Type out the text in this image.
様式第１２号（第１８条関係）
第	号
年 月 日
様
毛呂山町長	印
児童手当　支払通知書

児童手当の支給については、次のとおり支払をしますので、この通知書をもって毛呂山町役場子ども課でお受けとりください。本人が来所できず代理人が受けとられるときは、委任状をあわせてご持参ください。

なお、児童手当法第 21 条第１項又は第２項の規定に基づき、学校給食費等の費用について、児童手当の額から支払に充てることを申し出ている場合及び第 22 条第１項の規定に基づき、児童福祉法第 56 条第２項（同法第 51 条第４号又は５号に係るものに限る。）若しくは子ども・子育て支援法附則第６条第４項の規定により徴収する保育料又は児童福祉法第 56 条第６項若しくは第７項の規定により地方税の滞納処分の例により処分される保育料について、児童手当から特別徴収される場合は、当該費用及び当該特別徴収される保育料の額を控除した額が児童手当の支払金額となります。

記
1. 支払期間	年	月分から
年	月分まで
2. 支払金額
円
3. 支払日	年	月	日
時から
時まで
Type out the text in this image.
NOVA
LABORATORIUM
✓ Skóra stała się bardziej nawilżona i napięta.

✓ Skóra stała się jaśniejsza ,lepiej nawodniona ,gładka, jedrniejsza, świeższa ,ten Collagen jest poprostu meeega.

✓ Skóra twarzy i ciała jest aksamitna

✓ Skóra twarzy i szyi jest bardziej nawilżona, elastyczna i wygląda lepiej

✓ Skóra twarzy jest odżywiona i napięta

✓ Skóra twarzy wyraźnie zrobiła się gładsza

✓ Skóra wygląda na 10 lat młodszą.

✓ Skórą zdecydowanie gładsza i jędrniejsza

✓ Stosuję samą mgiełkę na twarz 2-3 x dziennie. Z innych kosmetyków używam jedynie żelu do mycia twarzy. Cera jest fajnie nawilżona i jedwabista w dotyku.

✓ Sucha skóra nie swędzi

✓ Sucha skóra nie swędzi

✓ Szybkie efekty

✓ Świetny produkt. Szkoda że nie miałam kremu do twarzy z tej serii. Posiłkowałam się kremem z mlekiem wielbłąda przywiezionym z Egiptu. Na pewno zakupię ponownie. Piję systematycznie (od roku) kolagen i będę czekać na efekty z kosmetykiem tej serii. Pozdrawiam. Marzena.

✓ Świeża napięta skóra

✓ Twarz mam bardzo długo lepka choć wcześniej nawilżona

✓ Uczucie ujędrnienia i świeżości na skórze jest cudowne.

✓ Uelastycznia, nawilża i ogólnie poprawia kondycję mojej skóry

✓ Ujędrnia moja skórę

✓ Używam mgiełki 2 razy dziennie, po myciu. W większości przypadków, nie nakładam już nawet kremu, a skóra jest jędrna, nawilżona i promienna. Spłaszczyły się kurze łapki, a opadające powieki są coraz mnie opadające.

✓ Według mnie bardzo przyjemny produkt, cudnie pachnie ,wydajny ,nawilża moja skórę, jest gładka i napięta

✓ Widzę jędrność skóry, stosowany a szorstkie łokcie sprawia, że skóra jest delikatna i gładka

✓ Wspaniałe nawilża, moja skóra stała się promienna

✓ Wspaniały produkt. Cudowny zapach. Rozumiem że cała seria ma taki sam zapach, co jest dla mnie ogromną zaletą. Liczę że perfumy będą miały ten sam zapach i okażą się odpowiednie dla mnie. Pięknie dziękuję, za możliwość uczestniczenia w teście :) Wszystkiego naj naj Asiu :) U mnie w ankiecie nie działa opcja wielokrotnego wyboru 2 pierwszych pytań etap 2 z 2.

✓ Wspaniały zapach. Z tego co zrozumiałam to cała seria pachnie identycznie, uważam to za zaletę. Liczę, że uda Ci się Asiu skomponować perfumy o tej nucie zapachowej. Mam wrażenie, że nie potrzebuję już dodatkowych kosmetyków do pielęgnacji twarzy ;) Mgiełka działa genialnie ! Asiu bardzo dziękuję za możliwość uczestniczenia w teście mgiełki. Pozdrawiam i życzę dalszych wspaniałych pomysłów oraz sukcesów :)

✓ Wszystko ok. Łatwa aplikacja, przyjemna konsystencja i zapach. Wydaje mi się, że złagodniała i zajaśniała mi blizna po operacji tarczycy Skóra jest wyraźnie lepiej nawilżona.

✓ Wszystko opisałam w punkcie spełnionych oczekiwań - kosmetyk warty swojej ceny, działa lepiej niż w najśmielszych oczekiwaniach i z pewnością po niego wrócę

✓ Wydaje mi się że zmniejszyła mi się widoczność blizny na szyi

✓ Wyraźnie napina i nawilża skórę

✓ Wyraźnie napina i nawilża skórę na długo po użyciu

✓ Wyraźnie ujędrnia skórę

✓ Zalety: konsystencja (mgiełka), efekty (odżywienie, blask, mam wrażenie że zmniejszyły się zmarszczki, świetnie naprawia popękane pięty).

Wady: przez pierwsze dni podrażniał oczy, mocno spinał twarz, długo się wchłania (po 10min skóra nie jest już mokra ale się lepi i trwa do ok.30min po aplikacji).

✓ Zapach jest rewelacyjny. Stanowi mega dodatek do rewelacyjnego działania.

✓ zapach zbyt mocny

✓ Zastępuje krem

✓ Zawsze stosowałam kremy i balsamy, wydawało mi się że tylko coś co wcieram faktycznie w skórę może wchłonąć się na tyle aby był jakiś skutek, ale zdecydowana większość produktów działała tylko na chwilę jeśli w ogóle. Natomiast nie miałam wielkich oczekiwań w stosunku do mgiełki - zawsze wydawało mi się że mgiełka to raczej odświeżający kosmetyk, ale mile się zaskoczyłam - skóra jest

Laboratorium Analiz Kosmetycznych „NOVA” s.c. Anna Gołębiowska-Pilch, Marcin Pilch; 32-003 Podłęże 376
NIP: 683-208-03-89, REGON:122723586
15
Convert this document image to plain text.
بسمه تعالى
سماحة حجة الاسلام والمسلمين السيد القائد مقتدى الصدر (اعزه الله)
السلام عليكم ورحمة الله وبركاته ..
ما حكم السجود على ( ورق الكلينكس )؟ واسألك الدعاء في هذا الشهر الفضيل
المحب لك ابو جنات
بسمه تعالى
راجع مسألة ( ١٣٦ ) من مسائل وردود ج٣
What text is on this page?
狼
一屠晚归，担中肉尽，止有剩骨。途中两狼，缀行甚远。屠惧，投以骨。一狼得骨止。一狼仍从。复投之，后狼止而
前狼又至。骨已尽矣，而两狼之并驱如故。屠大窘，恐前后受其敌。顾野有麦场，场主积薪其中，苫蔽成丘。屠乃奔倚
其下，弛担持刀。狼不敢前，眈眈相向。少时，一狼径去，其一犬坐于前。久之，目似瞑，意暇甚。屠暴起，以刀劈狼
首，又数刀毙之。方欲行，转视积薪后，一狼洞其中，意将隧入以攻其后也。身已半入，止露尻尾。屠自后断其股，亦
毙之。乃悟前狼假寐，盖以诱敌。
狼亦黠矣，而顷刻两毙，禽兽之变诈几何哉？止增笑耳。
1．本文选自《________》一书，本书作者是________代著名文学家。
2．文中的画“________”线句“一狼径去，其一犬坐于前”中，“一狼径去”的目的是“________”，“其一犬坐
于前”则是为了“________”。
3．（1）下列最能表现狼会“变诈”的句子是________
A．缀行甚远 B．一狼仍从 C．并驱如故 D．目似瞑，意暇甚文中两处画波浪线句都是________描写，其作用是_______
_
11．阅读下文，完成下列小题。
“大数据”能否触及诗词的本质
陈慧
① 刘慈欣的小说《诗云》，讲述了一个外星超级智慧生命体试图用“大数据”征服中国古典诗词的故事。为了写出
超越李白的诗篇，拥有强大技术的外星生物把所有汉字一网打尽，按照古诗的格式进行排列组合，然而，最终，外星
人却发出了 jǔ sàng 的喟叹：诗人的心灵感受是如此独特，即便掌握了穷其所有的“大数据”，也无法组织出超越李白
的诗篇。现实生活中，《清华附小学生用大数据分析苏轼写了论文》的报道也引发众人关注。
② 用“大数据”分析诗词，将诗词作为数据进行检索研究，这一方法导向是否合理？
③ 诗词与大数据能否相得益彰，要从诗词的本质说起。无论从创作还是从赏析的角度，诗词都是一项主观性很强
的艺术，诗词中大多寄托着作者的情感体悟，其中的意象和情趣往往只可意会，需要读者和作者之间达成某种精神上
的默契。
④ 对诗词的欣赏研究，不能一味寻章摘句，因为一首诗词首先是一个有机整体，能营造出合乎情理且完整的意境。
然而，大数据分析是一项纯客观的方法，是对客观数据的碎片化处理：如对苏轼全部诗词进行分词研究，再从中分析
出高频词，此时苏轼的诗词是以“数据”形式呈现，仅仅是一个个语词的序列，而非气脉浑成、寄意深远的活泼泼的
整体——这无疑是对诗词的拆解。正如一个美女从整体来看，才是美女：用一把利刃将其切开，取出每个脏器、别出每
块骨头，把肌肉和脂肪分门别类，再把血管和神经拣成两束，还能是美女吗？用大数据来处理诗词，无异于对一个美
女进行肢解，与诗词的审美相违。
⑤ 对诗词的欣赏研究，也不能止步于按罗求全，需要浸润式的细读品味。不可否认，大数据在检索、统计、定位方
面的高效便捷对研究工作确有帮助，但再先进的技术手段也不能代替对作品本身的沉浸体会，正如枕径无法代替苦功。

-----

= Given problem =
Starting at the line that contains "Convert this document image to plain text.", repeat each line exactly through the last one in the listing. Include both of those lines and nothing more.

= Full response =
Convert this document image to plain text.
بسمه تعالى
سماحة حجة الاسلام والمسلمين السيد القائد مقتدى الصدر (اعزه الله)
السلام عليكم ورحمة الله وبركاته ..
ما حكم السجود على ( ورق الكلينكس )؟ واسألك الدعاء في هذا الشهر الفضيل
المحب لك ابو جنات
بسمه تعالى
راجع مسألة ( ١٣٦ ) من مسائل وردود ج٣
What text is on this page?
狼
一屠晚归，担中肉尽，止有剩骨。途中两狼，缀行甚远。屠惧，投以骨。一狼得骨止。一狼仍从。复投之，后狼止而
前狼又至。骨已尽矣，而两狼之并驱如故。屠大窘，恐前后受其敌。顾野有麦场，场主积薪其中，苫蔽成丘。屠乃奔倚
其下，弛担持刀。狼不敢前，眈眈相向。少时，一狼径去，其一犬坐于前。久之，目似瞑，意暇甚。屠暴起，以刀劈狼
首，又数刀毙之。方欲行，转视积薪后，一狼洞其中，意将隧入以攻其后也。身已半入，止露尻尾。屠自后断其股，亦
毙之。乃悟前狼假寐，盖以诱敌。
狼亦黠矣，而顷刻两毙，禽兽之变诈几何哉？止增笑耳。
1．本文选自《________》一书，本书作者是________代著名文学家。
2．文中的画“________”线句“一狼径去，其一犬坐于前”中，“一狼径去”的目的是“________”，“其一犬坐
于前”则是为了“________”。
3．（1）下列最能表现狼会“变诈”的句子是________
A．缀行甚远 B．一狼仍从 C．并驱如故 D．目似瞑，意暇甚文中两处画波浪线句都是________描写，其作用是_______
_
11．阅读下文，完成下列小题。
“大数据”能否触及诗词的本质
陈慧
① 刘慈欣的小说《诗云》，讲述了一个外星超级智慧生命体试图用“大数据”征服中国古典诗词的故事。为了写出
超越李白的诗篇，拥有强大技术的外星生物把所有汉字一网打尽，按照古诗的格式进行排列组合，然而，最终，外星
人却发出了 jǔ sàng 的喟叹：诗人的心灵感受是如此独特，即便掌握了穷其所有的“大数据”，也无法组织出超越李白
的诗篇。现实生活中，《清华附小学生用大数据分析苏轼写了论文》的报道也引发众人关注。
② 用“大数据”分析诗词，将诗词作为数据进行检索研究，这一方法导向是否合理？
③ 诗词与大数据能否相得益彰，要从诗词的本质说起。无论从创作还是从赏析的角度，诗词都是一项主观性很强
的艺术，诗词中大多寄托着作者的情感体悟，其中的意象和情趣往往只可意会，需要读者和作者之间达成某种精神上
的默契。
④ 对诗词的欣赏研究，不能一味寻章摘句，因为一首诗词首先是一个有机整体，能营造出合乎情理且完整的意境。
然而，大数据分析是一项纯客观的方法，是对客观数据的碎片化处理：如对苏轼全部诗词进行分词研究，再从中分析
出高频词，此时苏轼的诗词是以“数据”形式呈现，仅仅是一个个语词的序列，而非气脉浑成、寄意深远的活泼泼的
整体——这无疑是对诗词的拆解。正如一个美女从整体来看，才是美女：用一把利刃将其切开，取出每个脏器、别出每
块骨头，把肌肉和脂肪分门别类，再把血管和神经拣成两束，还能是美女吗？用大数据来处理诗词，无异于对一个美
女进行肢解，与诗词的审美相违。
⑤ 对诗词的欣赏研究，也不能止步于按罗求全，需要浸润式的细读品味。不可否认，大数据在检索、统计、定位方
面的高效便捷对研究工作确有帮助，但再先进的技术手段也不能代替对作品本身的沉浸体会，正如枕径无法代替苦功。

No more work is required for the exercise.